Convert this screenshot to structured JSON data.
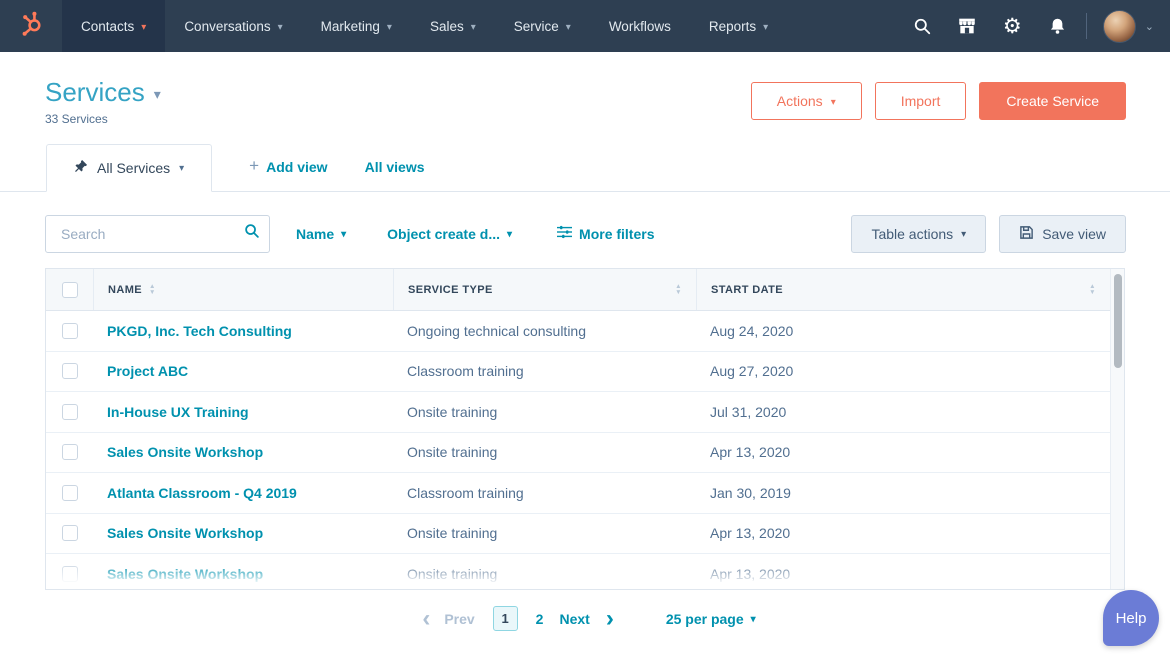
{
  "nav": {
    "items": [
      {
        "label": "Contacts"
      },
      {
        "label": "Conversations"
      },
      {
        "label": "Marketing"
      },
      {
        "label": "Sales"
      },
      {
        "label": "Service"
      },
      {
        "label": "Workflows"
      },
      {
        "label": "Reports"
      }
    ]
  },
  "header": {
    "title": "Services",
    "subtitle": "33 Services",
    "actions_label": "Actions",
    "import_label": "Import",
    "create_label": "Create Service"
  },
  "tabs": {
    "active_label": "All Services",
    "add_view": "Add view",
    "all_views": "All views"
  },
  "filters": {
    "search_placeholder": "Search",
    "name_filter": "Name",
    "date_filter": "Object create d...",
    "more_filters": "More filters",
    "table_actions": "Table actions",
    "save_view": "Save view"
  },
  "table": {
    "columns": [
      "NAME",
      "SERVICE TYPE",
      "START DATE"
    ],
    "rows": [
      {
        "name": "PKGD, Inc. Tech Consulting",
        "type": "Ongoing technical consulting",
        "date": "Aug 24, 2020"
      },
      {
        "name": "Project ABC",
        "type": "Classroom training",
        "date": "Aug 27, 2020"
      },
      {
        "name": "In-House UX Training",
        "type": "Onsite training",
        "date": "Jul 31, 2020"
      },
      {
        "name": "Sales Onsite Workshop",
        "type": "Onsite training",
        "date": "Apr 13, 2020"
      },
      {
        "name": "Atlanta Classroom - Q4 2019",
        "type": "Classroom training",
        "date": "Jan 30, 2019"
      },
      {
        "name": "Sales Onsite Workshop",
        "type": "Onsite training",
        "date": "Apr 13, 2020"
      },
      {
        "name": "Sales Onsite Workshop",
        "type": "Onsite training",
        "date": "Apr 13, 2020"
      }
    ]
  },
  "pagination": {
    "prev": "Prev",
    "page1": "1",
    "page2": "2",
    "next": "Next",
    "per_page": "25 per page"
  },
  "help": {
    "label": "Help"
  },
  "icons": {
    "caret_down": "▾",
    "sort_up": "▲",
    "sort_down": "▼",
    "plus": "+",
    "chevron_left": "‹",
    "chevron_right": "›",
    "avatar_caret": "⌄",
    "gear": "⚙"
  },
  "colors": {
    "nav_bg": "#2e3f52",
    "accent_orange": "#f2745c",
    "link_teal": "#0091ae",
    "navy_text": "#33475b",
    "help_purple": "#6b7cd6"
  }
}
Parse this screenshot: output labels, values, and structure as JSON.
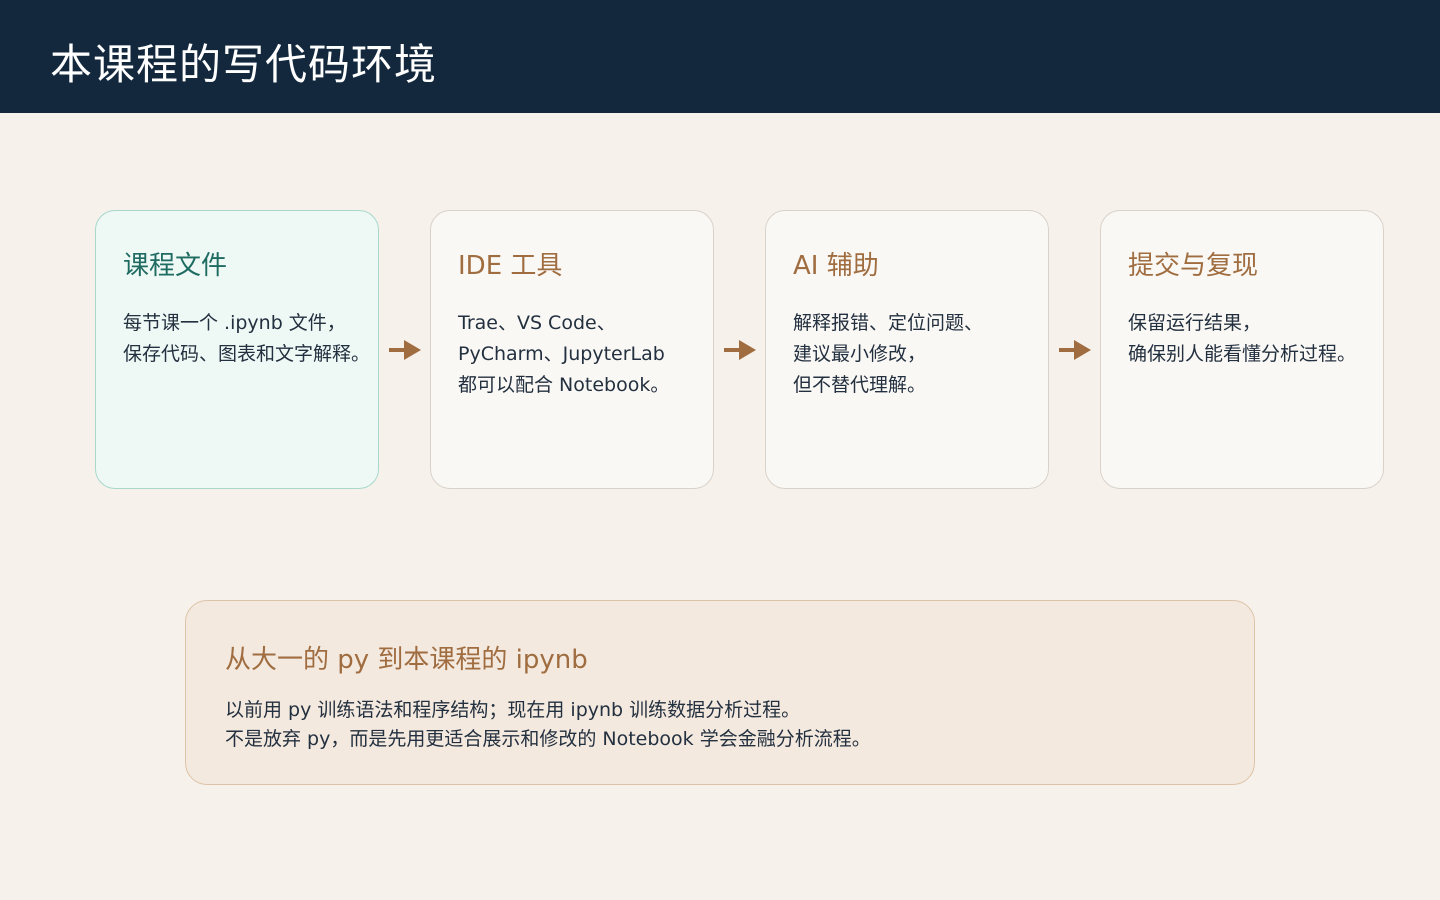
{
  "header": {
    "title": "本课程的写代码环境"
  },
  "cards": [
    {
      "title": "课程文件",
      "lines": [
        "每节课一个 .ipynb 文件，",
        "保存代码、图表和文字解释。"
      ]
    },
    {
      "title": "IDE 工具",
      "lines": [
        "Trae、VS Code、",
        "PyCharm、JupyterLab",
        "都可以配合 Notebook。"
      ]
    },
    {
      "title": "AI 辅助",
      "lines": [
        "解释报错、定位问题、",
        "建议最小修改，",
        "但不替代理解。"
      ]
    },
    {
      "title": "提交与复现",
      "lines": [
        "保留运行结果，",
        "确保别人能看懂分析过程。"
      ]
    }
  ],
  "summary": {
    "title": "从大一的 py 到本课程的 ipynb",
    "lines": [
      "以前用 py 训练语法和程序结构；现在用 ipynb 训练数据分析过程。",
      "不是放弃 py，而是先用更适合展示和修改的 Notebook 学会金融分析流程。"
    ]
  },
  "colors": {
    "header_bg": "#13283d",
    "page_bg": "#f6f1eb",
    "accent": "#a06d40",
    "highlight_title": "#1f6b62",
    "arrow": "#a06d40"
  }
}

◆ ◆ ◆ ◆ ◆

The line that contains "Parse this screenshot: output" begins the part to retype, and the last line of the records above ends it. Retype both and everything between, exactly, without the pictures.

## THE COMPLETED TASK
Parse this screenshot: output labels, values, and structure as JSON.
{
  "header": {
    "title": "本课程的写代码环境"
  },
  "cards": [
    {
      "title": "课程文件",
      "lines": [
        "每节课一个 .ipynb 文件，",
        "保存代码、图表和文字解释。"
      ]
    },
    {
      "title": "IDE 工具",
      "lines": [
        "Trae、VS Code、",
        "PyCharm、JupyterLab",
        "都可以配合 Notebook。"
      ]
    },
    {
      "title": "AI 辅助",
      "lines": [
        "解释报错、定位问题、",
        "建议最小修改，",
        "但不替代理解。"
      ]
    },
    {
      "title": "提交与复现",
      "lines": [
        "保留运行结果，",
        "确保别人能看懂分析过程。"
      ]
    }
  ],
  "summary": {
    "title": "从大一的 py 到本课程的 ipynb",
    "lines": [
      "以前用 py 训练语法和程序结构；现在用 ipynb 训练数据分析过程。",
      "不是放弃 py，而是先用更适合展示和修改的 Notebook 学会金融分析流程。"
    ]
  },
  "colors": {
    "header_bg": "#13283d",
    "page_bg": "#f6f1eb",
    "accent": "#a06d40",
    "highlight_title": "#1f6b62",
    "arrow": "#a06d40"
  }
}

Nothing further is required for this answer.